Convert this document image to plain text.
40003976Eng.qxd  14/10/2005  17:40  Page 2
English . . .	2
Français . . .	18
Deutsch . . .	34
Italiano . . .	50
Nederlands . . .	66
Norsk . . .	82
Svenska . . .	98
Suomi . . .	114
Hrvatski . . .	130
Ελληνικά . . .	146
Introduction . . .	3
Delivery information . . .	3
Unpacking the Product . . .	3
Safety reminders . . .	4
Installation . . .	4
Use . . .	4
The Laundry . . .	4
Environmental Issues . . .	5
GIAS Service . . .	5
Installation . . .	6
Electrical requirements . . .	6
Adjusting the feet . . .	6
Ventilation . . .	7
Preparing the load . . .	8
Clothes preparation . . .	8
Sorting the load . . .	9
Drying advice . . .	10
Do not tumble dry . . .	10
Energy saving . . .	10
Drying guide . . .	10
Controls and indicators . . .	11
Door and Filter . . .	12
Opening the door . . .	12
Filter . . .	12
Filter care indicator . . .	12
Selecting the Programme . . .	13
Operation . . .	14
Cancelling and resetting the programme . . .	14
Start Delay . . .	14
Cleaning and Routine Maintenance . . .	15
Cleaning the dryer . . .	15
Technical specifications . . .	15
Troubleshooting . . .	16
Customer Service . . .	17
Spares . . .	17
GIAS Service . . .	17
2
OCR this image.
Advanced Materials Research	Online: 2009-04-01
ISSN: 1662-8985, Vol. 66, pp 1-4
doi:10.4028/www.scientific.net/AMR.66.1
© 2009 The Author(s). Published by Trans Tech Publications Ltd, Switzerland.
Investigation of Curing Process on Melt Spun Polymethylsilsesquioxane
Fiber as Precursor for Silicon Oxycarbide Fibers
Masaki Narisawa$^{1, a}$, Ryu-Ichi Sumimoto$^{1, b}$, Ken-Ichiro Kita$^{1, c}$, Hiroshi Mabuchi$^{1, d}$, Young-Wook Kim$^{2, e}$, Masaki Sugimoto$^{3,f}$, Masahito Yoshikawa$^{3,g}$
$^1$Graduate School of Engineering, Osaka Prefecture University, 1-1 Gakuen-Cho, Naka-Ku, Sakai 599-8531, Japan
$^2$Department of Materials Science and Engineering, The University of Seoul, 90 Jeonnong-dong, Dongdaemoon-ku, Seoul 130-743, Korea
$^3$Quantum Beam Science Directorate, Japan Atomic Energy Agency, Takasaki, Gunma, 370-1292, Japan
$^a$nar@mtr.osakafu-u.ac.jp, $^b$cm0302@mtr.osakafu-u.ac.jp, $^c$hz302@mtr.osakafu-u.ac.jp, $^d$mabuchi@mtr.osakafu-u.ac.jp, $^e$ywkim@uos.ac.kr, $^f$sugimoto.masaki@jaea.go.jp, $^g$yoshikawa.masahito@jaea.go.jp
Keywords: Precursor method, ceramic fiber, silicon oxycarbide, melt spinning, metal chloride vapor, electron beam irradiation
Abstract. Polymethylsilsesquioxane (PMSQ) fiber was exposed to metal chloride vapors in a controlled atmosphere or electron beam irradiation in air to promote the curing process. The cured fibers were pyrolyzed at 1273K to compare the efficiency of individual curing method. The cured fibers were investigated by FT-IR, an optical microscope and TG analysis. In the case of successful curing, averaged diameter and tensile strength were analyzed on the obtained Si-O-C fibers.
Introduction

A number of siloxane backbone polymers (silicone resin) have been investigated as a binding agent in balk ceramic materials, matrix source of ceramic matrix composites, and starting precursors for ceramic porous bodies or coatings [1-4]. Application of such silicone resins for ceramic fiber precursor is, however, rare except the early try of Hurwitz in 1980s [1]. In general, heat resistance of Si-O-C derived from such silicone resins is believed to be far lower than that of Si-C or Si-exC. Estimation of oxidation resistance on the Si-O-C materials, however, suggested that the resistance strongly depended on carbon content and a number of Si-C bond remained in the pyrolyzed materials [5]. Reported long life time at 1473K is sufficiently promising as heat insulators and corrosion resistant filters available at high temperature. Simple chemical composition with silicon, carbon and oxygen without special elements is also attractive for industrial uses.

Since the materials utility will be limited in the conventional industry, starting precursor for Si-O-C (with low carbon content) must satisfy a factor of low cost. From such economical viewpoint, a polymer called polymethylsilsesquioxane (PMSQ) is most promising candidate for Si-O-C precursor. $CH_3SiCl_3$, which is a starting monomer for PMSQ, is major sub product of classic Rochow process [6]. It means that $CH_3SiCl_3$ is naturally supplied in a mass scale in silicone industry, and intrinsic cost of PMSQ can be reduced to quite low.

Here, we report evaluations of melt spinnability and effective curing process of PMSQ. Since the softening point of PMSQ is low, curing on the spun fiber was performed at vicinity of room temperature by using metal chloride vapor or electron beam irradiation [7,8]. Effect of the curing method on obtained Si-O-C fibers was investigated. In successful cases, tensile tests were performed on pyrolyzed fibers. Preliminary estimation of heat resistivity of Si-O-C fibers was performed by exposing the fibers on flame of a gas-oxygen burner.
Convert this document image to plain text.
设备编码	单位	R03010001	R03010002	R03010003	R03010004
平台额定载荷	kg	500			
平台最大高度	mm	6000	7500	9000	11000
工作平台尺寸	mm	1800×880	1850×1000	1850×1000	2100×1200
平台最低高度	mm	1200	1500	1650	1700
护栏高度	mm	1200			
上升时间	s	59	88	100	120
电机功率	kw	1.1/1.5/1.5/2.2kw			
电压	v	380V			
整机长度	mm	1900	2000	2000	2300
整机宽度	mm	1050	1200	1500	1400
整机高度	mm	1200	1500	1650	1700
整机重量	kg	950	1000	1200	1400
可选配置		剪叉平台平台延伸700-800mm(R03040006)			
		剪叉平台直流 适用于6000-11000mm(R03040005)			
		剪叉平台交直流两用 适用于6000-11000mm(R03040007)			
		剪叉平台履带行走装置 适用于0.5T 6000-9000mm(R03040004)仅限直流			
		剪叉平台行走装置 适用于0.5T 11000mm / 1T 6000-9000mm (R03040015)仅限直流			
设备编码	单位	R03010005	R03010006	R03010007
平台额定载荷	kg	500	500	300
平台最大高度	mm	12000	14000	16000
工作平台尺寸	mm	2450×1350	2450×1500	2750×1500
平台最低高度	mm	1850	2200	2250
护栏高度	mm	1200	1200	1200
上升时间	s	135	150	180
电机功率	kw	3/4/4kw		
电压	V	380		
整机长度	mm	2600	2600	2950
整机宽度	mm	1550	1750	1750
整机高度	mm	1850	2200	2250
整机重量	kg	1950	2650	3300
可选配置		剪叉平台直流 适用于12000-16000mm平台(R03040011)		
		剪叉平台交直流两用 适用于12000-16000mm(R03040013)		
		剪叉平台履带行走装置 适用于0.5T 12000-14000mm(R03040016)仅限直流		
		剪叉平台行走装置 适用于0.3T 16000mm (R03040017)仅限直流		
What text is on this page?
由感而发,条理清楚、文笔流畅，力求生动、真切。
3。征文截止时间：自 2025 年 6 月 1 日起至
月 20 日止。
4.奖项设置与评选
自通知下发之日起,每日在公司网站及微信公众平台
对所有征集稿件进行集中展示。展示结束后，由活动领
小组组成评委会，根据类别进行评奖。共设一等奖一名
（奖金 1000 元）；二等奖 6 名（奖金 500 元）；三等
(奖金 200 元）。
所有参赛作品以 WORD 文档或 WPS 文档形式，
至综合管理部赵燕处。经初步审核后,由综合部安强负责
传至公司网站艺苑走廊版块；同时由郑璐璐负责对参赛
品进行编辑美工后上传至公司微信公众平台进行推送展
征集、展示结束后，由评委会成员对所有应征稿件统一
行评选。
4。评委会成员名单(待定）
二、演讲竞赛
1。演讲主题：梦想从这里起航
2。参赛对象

────────────────────────────────────────

**Job:**
Your task is to output all of the data above word for word.

**Result of this exercise:**
Convert this document image to plain text.
40003976Eng.qxd  14/10/2005  17:40  Page 2
English . . .	2
Français . . .	18
Deutsch . . .	34
Italiano . . .	50
Nederlands . . .	66
Norsk . . .	82
Svenska . . .	98
Suomi . . .	114
Hrvatski . . .	130
Ελληνικά . . .	146
Introduction . . .	3
Delivery information . . .	3
Unpacking the Product . . .	3
Safety reminders . . .	4
Installation . . .	4
Use . . .	4
The Laundry . . .	4
Environmental Issues . . .	5
GIAS Service . . .	5
Installation . . .	6
Electrical requirements . . .	6
Adjusting the feet . . .	6
Ventilation . . .	7
Preparing the load . . .	8
Clothes preparation . . .	8
Sorting the load . . .	9
Drying advice . . .	10
Do not tumble dry . . .	10
Energy saving . . .	10
Drying guide . . .	10
Controls and indicators . . .	11
Door and Filter . . .	12
Opening the door . . .	12
Filter . . .	12
Filter care indicator . . .	12
Selecting the Programme . . .	13
Operation . . .	14
Cancelling and resetting the programme . . .	14
Start Delay . . .	14
Cleaning and Routine Maintenance . . .	15
Cleaning the dryer . . .	15
Technical specifications . . .	15
Troubleshooting . . .	16
Customer Service . . .	17
Spares . . .	17
GIAS Service . . .	17
2
OCR this image.
Advanced Materials Research	Online: 2009-04-01
ISSN: 1662-8985, Vol. 66, pp 1-4
doi:10.4028/www.scientific.net/AMR.66.1
© 2009 The Author(s). Published by Trans Tech Publications Ltd, Switzerland.
Investigation of Curing Process on Melt Spun Polymethylsilsesquioxane
Fiber as Precursor for Silicon Oxycarbide Fibers
Masaki Narisawa$^{1, a}$, Ryu-Ichi Sumimoto$^{1, b}$, Ken-Ichiro Kita$^{1, c}$, Hiroshi Mabuchi$^{1, d}$, Young-Wook Kim$^{2, e}$, Masaki Sugimoto$^{3,f}$, Masahito Yoshikawa$^{3,g}$
$^1$Graduate School of Engineering, Osaka Prefecture University, 1-1 Gakuen-Cho, Naka-Ku, Sakai 599-8531, Japan
$^2$Department of Materials Science and Engineering, The University of Seoul, 90 Jeonnong-dong, Dongdaemoon-ku, Seoul 130-743, Korea
$^3$Quantum Beam Science Directorate, Japan Atomic Energy Agency, Takasaki, Gunma, 370-1292, Japan
$^a$nar@mtr.osakafu-u.ac.jp, $^b$cm0302@mtr.osakafu-u.ac.jp, $^c$hz302@mtr.osakafu-u.ac.jp, $^d$mabuchi@mtr.osakafu-u.ac.jp, $^e$ywkim@uos.ac.kr, $^f$sugimoto.masaki@jaea.go.jp, $^g$yoshikawa.masahito@jaea.go.jp
Keywords: Precursor method, ceramic fiber, silicon oxycarbide, melt spinning, metal chloride vapor, electron beam irradiation
Abstract. Polymethylsilsesquioxane (PMSQ) fiber was exposed to metal chloride vapors in a controlled atmosphere or electron beam irradiation in air to promote the curing process. The cured fibers were pyrolyzed at 1273K to compare the efficiency of individual curing method. The cured fibers were investigated by FT-IR, an optical microscope and TG analysis. In the case of successful curing, averaged diameter and tensile strength were analyzed on the obtained Si-O-C fibers.
Introduction

A number of siloxane backbone polymers (silicone resin) have been investigated as a binding agent in balk ceramic materials, matrix source of ceramic matrix composites, and starting precursors for ceramic porous bodies or coatings [1-4]. Application of such silicone resins for ceramic fiber precursor is, however, rare except the early try of Hurwitz in 1980s [1]. In general, heat resistance of Si-O-C derived from such silicone resins is believed to be far lower than that of Si-C or Si-exC. Estimation of oxidation resistance on the Si-O-C materials, however, suggested that the resistance strongly depended on carbon content and a number of Si-C bond remained in the pyrolyzed materials [5]. Reported long life time at 1473K is sufficiently promising as heat insulators and corrosion resistant filters available at high temperature. Simple chemical composition with silicon, carbon and oxygen without special elements is also attractive for industrial uses.

Since the materials utility will be limited in the conventional industry, starting precursor for Si-O-C (with low carbon content) must satisfy a factor of low cost. From such economical viewpoint, a polymer called polymethylsilsesquioxane (PMSQ) is most promising candidate for Si-O-C precursor. $CH_3SiCl_3$, which is a starting monomer for PMSQ, is major sub product of classic Rochow process [6]. It means that $CH_3SiCl_3$ is naturally supplied in a mass scale in silicone industry, and intrinsic cost of PMSQ can be reduced to quite low.

Here, we report evaluations of melt spinnability and effective curing process of PMSQ. Since the softening point of PMSQ is low, curing on the spun fiber was performed at vicinity of room temperature by using metal chloride vapor or electron beam irradiation [7,8]. Effect of the curing method on obtained Si-O-C fibers was investigated. In successful cases, tensile tests were performed on pyrolyzed fibers. Preliminary estimation of heat resistivity of Si-O-C fibers was performed by exposing the fibers on flame of a gas-oxygen burner.
Convert this document image to plain text.
设备编码	单位	R03010001	R03010002	R03010003	R03010004
平台额定载荷	kg	500			
平台最大高度	mm	6000	7500	9000	11000
工作平台尺寸	mm	1800×880	1850×1000	1850×1000	2100×1200
平台最低高度	mm	1200	1500	1650	1700
护栏高度	mm	1200			
上升时间	s	59	88	100	120
电机功率	kw	1.1/1.5/1.5/2.2kw			
电压	v	380V			
整机长度	mm	1900	2000	2000	2300
整机宽度	mm	1050	1200	1500	1400
整机高度	mm	1200	1500	1650	1700
整机重量	kg	950	1000	1200	1400
可选配置		剪叉平台平台延伸700-800mm(R03040006)			
		剪叉平台直流 适用于6000-11000mm(R03040005)			
		剪叉平台交直流两用 适用于6000-11000mm(R03040007)			
		剪叉平台履带行走装置 适用于0.5T 6000-9000mm(R03040004)仅限直流			
		剪叉平台行走装置 适用于0.5T 11000mm / 1T 6000-9000mm (R03040015)仅限直流			
设备编码	单位	R03010005	R03010006	R03010007
平台额定载荷	kg	500	500	300
平台最大高度	mm	12000	14000	16000
工作平台尺寸	mm	2450×1350	2450×1500	2750×1500
平台最低高度	mm	1850	2200	2250
护栏高度	mm	1200	1200	1200
上升时间	s	135	150	180
电机功率	kw	3/4/4kw		
电压	V	380		
整机长度	mm	2600	2600	2950
整机宽度	mm	1550	1750	1750
整机高度	mm	1850	2200	2250
整机重量	kg	1950	2650	3300
可选配置		剪叉平台直流 适用于12000-16000mm平台(R03040011)		
		剪叉平台交直流两用 适用于12000-16000mm(R03040013)		
		剪叉平台履带行走装置 适用于0.5T 12000-14000mm(R03040016)仅限直流		
		剪叉平台行走装置 适用于0.3T 16000mm (R03040017)仅限直流		
What text is on this page?
由感而发,条理清楚、文笔流畅，力求生动、真切。
3。征文截止时间：自 2025 年 6 月 1 日起至
月 20 日止。
4.奖项设置与评选
自通知下发之日起,每日在公司网站及微信公众平台
对所有征集稿件进行集中展示。展示结束后，由活动领
小组组成评委会，根据类别进行评奖。共设一等奖一名
（奖金 1000 元）；二等奖 6 名（奖金 500 元）；三等
(奖金 200 元）。
所有参赛作品以 WORD 文档或 WPS 文档形式，
至综合管理部赵燕处。经初步审核后,由综合部安强负责
传至公司网站艺苑走廊版块；同时由郑璐璐负责对参赛
品进行编辑美工后上传至公司微信公众平台进行推送展
征集、展示结束后，由评委会成员对所有应征稿件统一
行评选。
4。评委会成员名单(待定）
二、演讲竞赛
1。演讲主题：梦想从这里起航
2。参赛对象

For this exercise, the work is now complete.